• _Exercise goal_
Which lines below hold the word "this"? Copy all of them.

──────── Input material

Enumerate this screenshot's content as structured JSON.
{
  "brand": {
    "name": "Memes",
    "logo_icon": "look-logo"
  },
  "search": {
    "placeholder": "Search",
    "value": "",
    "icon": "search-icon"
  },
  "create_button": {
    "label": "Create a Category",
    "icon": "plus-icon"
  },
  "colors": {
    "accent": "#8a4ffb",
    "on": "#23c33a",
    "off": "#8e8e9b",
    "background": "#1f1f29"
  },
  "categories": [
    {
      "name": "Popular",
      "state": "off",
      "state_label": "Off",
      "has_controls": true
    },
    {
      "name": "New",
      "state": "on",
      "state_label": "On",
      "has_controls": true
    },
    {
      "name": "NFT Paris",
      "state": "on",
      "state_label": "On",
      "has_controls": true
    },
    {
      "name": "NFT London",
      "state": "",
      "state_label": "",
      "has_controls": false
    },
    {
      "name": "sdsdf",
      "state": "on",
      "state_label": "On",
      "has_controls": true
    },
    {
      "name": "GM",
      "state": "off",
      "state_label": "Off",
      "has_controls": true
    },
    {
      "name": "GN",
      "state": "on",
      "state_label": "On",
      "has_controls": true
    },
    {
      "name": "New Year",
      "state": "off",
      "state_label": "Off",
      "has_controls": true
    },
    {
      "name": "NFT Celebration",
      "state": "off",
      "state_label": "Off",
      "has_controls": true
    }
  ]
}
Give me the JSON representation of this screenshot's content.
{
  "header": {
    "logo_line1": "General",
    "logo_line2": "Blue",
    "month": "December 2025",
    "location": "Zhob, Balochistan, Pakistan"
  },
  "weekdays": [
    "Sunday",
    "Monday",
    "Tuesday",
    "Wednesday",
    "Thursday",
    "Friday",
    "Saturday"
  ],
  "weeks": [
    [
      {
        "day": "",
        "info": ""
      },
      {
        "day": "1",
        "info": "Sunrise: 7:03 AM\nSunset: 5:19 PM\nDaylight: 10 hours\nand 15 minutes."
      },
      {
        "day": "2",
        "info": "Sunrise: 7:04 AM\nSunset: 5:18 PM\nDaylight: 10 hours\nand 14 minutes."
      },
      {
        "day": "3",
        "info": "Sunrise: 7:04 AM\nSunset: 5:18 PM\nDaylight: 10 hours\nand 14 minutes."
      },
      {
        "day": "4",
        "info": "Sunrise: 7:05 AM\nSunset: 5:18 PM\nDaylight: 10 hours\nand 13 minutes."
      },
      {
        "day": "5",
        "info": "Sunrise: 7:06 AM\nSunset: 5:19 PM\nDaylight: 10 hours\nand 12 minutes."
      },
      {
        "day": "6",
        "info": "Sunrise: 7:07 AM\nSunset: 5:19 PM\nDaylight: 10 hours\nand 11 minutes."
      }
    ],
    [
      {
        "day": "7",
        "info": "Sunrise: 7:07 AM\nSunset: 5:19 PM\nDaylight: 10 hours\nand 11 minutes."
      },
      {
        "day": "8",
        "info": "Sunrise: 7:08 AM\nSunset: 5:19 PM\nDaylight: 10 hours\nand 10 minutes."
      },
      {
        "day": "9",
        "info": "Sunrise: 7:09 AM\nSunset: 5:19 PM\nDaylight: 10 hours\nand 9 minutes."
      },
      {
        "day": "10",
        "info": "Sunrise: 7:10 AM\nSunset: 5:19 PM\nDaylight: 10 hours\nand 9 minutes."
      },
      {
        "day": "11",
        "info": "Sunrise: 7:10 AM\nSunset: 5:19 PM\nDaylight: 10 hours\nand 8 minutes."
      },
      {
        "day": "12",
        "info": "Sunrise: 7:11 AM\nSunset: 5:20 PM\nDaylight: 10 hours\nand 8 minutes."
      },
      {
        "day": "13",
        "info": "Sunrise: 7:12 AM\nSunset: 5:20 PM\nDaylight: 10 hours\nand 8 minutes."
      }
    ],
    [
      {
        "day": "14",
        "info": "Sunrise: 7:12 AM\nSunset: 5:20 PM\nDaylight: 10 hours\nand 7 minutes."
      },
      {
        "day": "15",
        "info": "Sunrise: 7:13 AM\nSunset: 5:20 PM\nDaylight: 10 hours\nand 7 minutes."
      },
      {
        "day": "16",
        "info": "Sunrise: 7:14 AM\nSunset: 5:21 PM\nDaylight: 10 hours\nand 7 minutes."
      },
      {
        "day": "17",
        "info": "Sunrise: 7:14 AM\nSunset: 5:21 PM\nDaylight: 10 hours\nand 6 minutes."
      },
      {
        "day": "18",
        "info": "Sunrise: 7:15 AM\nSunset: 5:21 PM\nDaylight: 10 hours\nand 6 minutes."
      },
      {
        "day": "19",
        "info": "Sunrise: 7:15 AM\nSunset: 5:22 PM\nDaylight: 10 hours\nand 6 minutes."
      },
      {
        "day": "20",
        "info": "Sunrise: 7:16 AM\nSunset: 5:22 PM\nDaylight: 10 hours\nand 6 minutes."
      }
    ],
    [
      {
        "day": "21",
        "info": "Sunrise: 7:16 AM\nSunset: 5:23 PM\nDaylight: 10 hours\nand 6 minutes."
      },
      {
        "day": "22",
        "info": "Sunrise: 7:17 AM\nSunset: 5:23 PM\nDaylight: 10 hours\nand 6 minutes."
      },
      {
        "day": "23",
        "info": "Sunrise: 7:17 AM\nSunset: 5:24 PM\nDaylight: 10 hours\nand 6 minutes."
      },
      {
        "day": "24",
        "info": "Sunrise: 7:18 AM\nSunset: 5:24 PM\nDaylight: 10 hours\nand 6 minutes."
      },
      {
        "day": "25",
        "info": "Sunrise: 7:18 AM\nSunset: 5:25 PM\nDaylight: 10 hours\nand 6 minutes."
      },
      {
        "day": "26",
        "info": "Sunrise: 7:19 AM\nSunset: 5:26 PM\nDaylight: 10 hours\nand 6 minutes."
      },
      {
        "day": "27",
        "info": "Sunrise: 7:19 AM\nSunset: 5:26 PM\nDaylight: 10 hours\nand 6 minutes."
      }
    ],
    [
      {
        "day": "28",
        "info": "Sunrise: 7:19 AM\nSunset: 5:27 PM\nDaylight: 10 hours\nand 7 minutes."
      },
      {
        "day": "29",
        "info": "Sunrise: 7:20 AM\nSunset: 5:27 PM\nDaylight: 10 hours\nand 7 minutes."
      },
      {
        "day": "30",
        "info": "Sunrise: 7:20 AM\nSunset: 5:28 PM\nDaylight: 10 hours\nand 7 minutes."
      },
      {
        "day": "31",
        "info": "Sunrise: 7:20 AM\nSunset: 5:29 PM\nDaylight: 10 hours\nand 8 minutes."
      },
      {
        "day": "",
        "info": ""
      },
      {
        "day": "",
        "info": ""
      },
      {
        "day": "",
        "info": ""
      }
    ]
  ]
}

────────────────

• _The result_
Enumerate this screenshot's content as structured JSON.
Give me the JSON representation of this screenshot's content.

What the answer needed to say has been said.